ZIEL:
Kopiere den folgenden Gastbeitrag zum Machtmissbrauch in der Wissenschaft vollständig und Zeichen für Zeichen.

TEXTAUSZUG:
___

NRW will Machtmissbrauch in der Wissenschaft per Gesetz bekämpfen. Gut so. Doch wenn die Landesregierung die Betroffenen wirklich besser schützen will, muss sie mehr liefern als in ihrem Eckpunktepapier. Ein Gastbeitrag von Leila Dedial, Sophia Hohmann und Jana Lasser.

Hauswand in Hamburg. Foto (zugeschnitten): Sebastian Bartoschek, CC BY 2.0.

IM WINTERSEMESTER 2023/2024 hat das Ministerium für Kultur und Wissenschaft des Landes Nordrhein-Westfalen in einer Pressemitteilung deutlich gemacht, dass auch Maßnahmen gegen Machtmissbrauch in der Wissenschaft im "Hochschulstärkungsgesetz" berücksichtigt werden sollten. Nun liegt jedoch ein Eckpunktepapier für die geplante Novelle vor, das genau an dieser Stelle noch nicht liefert. Hinzu kommt: Es offenbaren sich im Papier Schwächen im Verständnis von Machtmissbrauch an Hochschulen sowie im Schutz von Betroffenen. 

 

Es ist richtig und wichtig, dass eine gesetzliche Grundlage für die Bekämpfung von Machtmissbrauch geschaffen werden soll: Die aktuellen rechtlichen Möglichkeiten sind auch in Nordrhein-Westfalen nicht ausreichend, um Machtmissbrauch im Wissenschaftssystem präventiv und sanktionierend zu begegnen. Das haben nicht erst die vielen verschiedenen bekanntgewordenen Fälle der vergangenen Jahre gezeigt. Wir begrüßen es daher sehr, dass sich die nordrhein-westfälische Landesregierung dieser Verantwortung bewusst ist und Pionierarbeit in der Entwicklung von gesetzgeberischen Maßnahmen leisten möchte.

___

MATERIAL:

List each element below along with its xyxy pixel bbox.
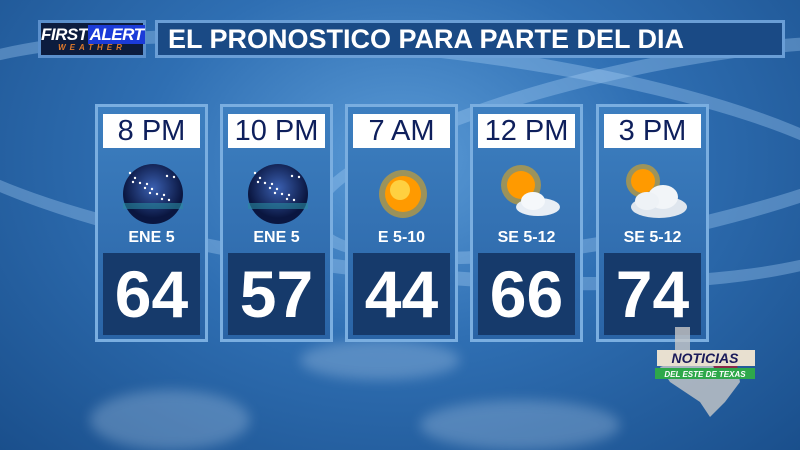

___

ERGEBNIS:
NRW will Machtmissbrauch in der Wissenschaft per Gesetz bekämpfen. Gut so. Doch wenn die Landesregierung die Betroffenen wirklich besser schützen will, muss sie mehr liefern als in ihrem Eckpunktepapier. Ein Gastbeitrag von Leila Dedial, Sophia Hohmann und Jana Lasser.

Hauswand in Hamburg. Foto (zugeschnitten): Sebastian Bartoschek, CC BY 2.0.

IM WINTERSEMESTER 2023/2024 hat das Ministerium für Kultur und Wissenschaft des Landes Nordrhein-Westfalen in einer Pressemitteilung deutlich gemacht, dass auch Maßnahmen gegen Machtmissbrauch in der Wissenschaft im "Hochschulstärkungsgesetz" berücksichtigt werden sollten. Nun liegt jedoch ein Eckpunktepapier für die geplante Novelle vor, das genau an dieser Stelle noch nicht liefert. Hinzu kommt: Es offenbaren sich im Papier Schwächen im Verständnis von Machtmissbrauch an Hochschulen sowie im Schutz von Betroffenen. 

 

Es ist richtig und wichtig, dass eine gesetzliche Grundlage für die Bekämpfung von Machtmissbrauch geschaffen werden soll: Die aktuellen rechtlichen Möglichkeiten sind auch in Nordrhein-Westfalen nicht ausreichend, um Machtmissbrauch im Wissenschaftssystem präventiv und sanktionierend zu begegnen. Das haben nicht erst die vielen verschiedenen bekanntgewordenen Fälle der vergangenen Jahre gezeigt. Wir begrüßen es daher sehr, dass sich die nordrhein-westfälische Landesregierung dieser Verantwortung bewusst ist und Pionierarbeit in der Entwicklung von gesetzgeberischen Maßnahmen leisten möchte.